■ Work to do:
Copy each line below exactly and leave the pictures out.

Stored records
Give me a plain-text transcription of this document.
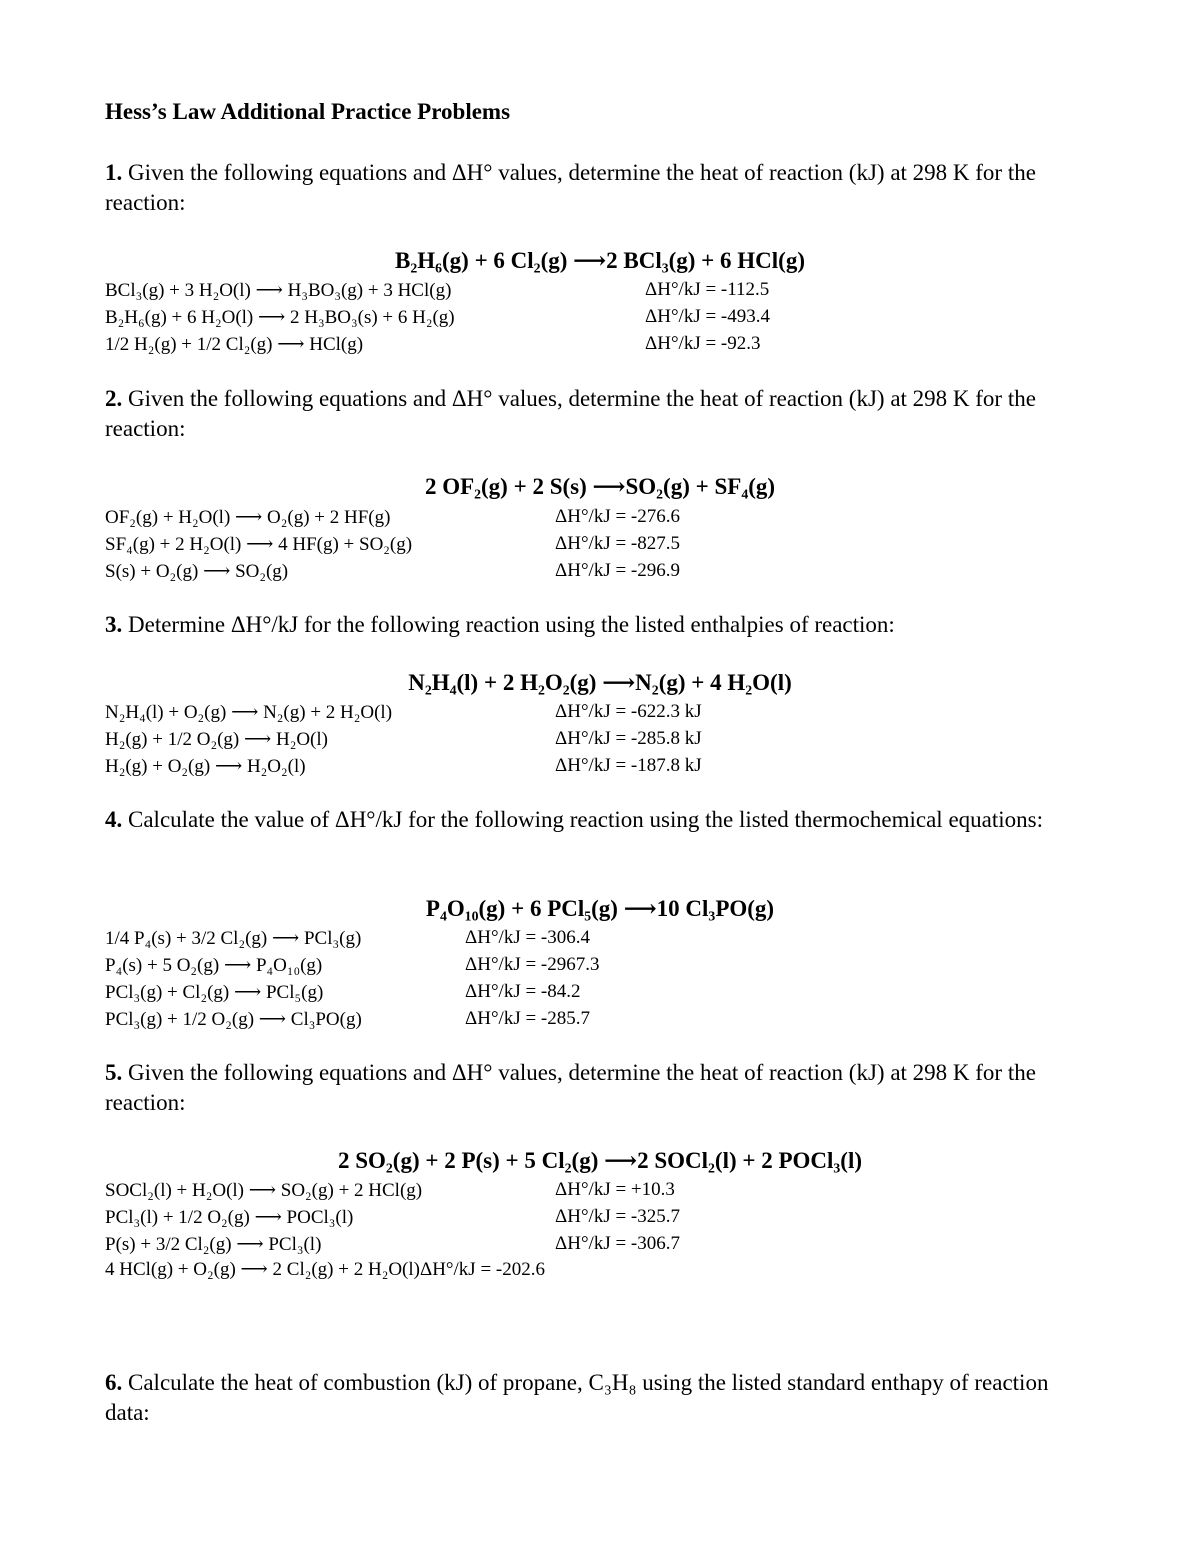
Hess’s Law Additional Practice Problems
1. Given the following equations and ΔH° values, determine the heat of reaction (kJ) at 298 K for the reaction:
B₂H₆(g) + 6 Cl₂(g) ⟶2 BCl₃(g) + 6 HCl(g)
BCl₃(g) + 3 H₂O(l) ⟶ H₃BO₃(g) + 3 HCl(g)	ΔH°/kJ = -112.5
B₂H₆(g) + 6 H₂O(l) ⟶ 2 H₃BO₃(s) + 6 H₂(g)	ΔH°/kJ = -493.4
1/2 H₂(g) + 1/2 Cl₂(g) ⟶ HCl(g)	ΔH°/kJ = -92.3
2. Given the following equations and ΔH° values, determine the heat of reaction (kJ) at 298 K for the reaction:
2 OF₂(g) + 2 S(s) ⟶SO₂(g) + SF₄(g)
OF₂(g) + H₂O(l) ⟶ O₂(g) + 2 HF(g)	ΔH°/kJ = -276.6
SF₄(g) + 2 H₂O(l) ⟶ 4 HF(g) + SO₂(g)	ΔH°/kJ = -827.5
S(s) + O₂(g) ⟶ SO₂(g)	ΔH°/kJ = -296.9
3. Determine ΔH°/kJ for the following reaction using the listed enthalpies of reaction:
N₂H₄(l) + 2 H₂O₂(g) ⟶N₂(g) + 4 H₂O(l)
N₂H₄(l) + O₂(g) ⟶ N₂(g) + 2 H₂O(l)	ΔH°/kJ = -622.3 kJ
H₂(g) + 1/2 O₂(g) ⟶ H₂O(l)	ΔH°/kJ = -285.8 kJ
H₂(g) + O₂(g) ⟶ H₂O₂(l)	ΔH°/kJ = -187.8 kJ
4. Calculate the value of ΔH°/kJ for the following reaction using the listed thermochemical equations:
P₄O₁₀(g) + 6 PCl₅(g) ⟶10 Cl₃PO(g)
1/4 P₄(s) + 3/2 Cl₂(g) ⟶ PCl₃(g)	ΔH°/kJ = -306.4
P₄(s) + 5 O₂(g) ⟶ P₄O₁₀(g)	ΔH°/kJ = -2967.3
PCl₃(g) + Cl₂(g) ⟶ PCl₅(g)	ΔH°/kJ = -84.2
PCl₃(g) + 1/2 O₂(g) ⟶ Cl₃PO(g)	ΔH°/kJ = -285.7
5. Given the following equations and ΔH° values, determine the heat of reaction (kJ) at 298 K for the reaction:
2 SO₂(g) + 2 P(s) + 5 Cl₂(g) ⟶2 SOCl₂(l) + 2 POCl₃(l)
SOCl₂(l) + H₂O(l) ⟶ SO₂(g) + 2 HCl(g)	ΔH°/kJ = +10.3
PCl₃(l) + 1/2 O₂(g) ⟶ POCl₃(l)	ΔH°/kJ = -325.7
P(s) + 3/2 Cl₂(g) ⟶ PCl₃(l)	ΔH°/kJ = -306.7
4 HCl(g) + O₂(g) ⟶ 2 Cl₂(g) + 2 H₂O(l)ΔH°/kJ = -202.6
6. Calculate the heat of combustion (kJ) of propane, C₃H₈ using the listed standard enthapy of reaction data:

■ Response to the exercise:
Give me a plain-text transcription of this document.
Hess’s Law Additional Practice Problems
1. Given the following equations and ΔH° values, determine the heat of reaction (kJ) at 298 K for the reaction:
B₂H₆(g) + 6 Cl₂(g) ⟶2 BCl₃(g) + 6 HCl(g)
BCl₃(g) + 3 H₂O(l) ⟶ H₃BO₃(g) + 3 HCl(g)	ΔH°/kJ = -112.5
B₂H₆(g) + 6 H₂O(l) ⟶ 2 H₃BO₃(s) + 6 H₂(g)	ΔH°/kJ = -493.4
1/2 H₂(g) + 1/2 Cl₂(g) ⟶ HCl(g)	ΔH°/kJ = -92.3
2. Given the following equations and ΔH° values, determine the heat of reaction (kJ) at 298 K for the reaction:
2 OF₂(g) + 2 S(s) ⟶SO₂(g) + SF₄(g)
OF₂(g) + H₂O(l) ⟶ O₂(g) + 2 HF(g)	ΔH°/kJ = -276.6
SF₄(g) + 2 H₂O(l) ⟶ 4 HF(g) + SO₂(g)	ΔH°/kJ = -827.5
S(s) + O₂(g) ⟶ SO₂(g)	ΔH°/kJ = -296.9
3. Determine ΔH°/kJ for the following reaction using the listed enthalpies of reaction:
N₂H₄(l) + 2 H₂O₂(g) ⟶N₂(g) + 4 H₂O(l)
N₂H₄(l) + O₂(g) ⟶ N₂(g) + 2 H₂O(l)	ΔH°/kJ = -622.3 kJ
H₂(g) + 1/2 O₂(g) ⟶ H₂O(l)	ΔH°/kJ = -285.8 kJ
H₂(g) + O₂(g) ⟶ H₂O₂(l)	ΔH°/kJ = -187.8 kJ
4. Calculate the value of ΔH°/kJ for the following reaction using the listed thermochemical equations:
P₄O₁₀(g) + 6 PCl₅(g) ⟶10 Cl₃PO(g)
1/4 P₄(s) + 3/2 Cl₂(g) ⟶ PCl₃(g)	ΔH°/kJ = -306.4
P₄(s) + 5 O₂(g) ⟶ P₄O₁₀(g)	ΔH°/kJ = -2967.3
PCl₃(g) + Cl₂(g) ⟶ PCl₅(g)	ΔH°/kJ = -84.2
PCl₃(g) + 1/2 O₂(g) ⟶ Cl₃PO(g)	ΔH°/kJ = -285.7
5. Given the following equations and ΔH° values, determine the heat of reaction (kJ) at 298 K for the reaction:
2 SO₂(g) + 2 P(s) + 5 Cl₂(g) ⟶2 SOCl₂(l) + 2 POCl₃(l)
SOCl₂(l) + H₂O(l) ⟶ SO₂(g) + 2 HCl(g)	ΔH°/kJ = +10.3
PCl₃(l) + 1/2 O₂(g) ⟶ POCl₃(l)	ΔH°/kJ = -325.7
P(s) + 3/2 Cl₂(g) ⟶ PCl₃(l)	ΔH°/kJ = -306.7
4 HCl(g) + O₂(g) ⟶ 2 Cl₂(g) + 2 H₂O(l)ΔH°/kJ = -202.6
6. Calculate the heat of combustion (kJ) of propane, C₃H₈ using the listed standard enthapy of reaction data:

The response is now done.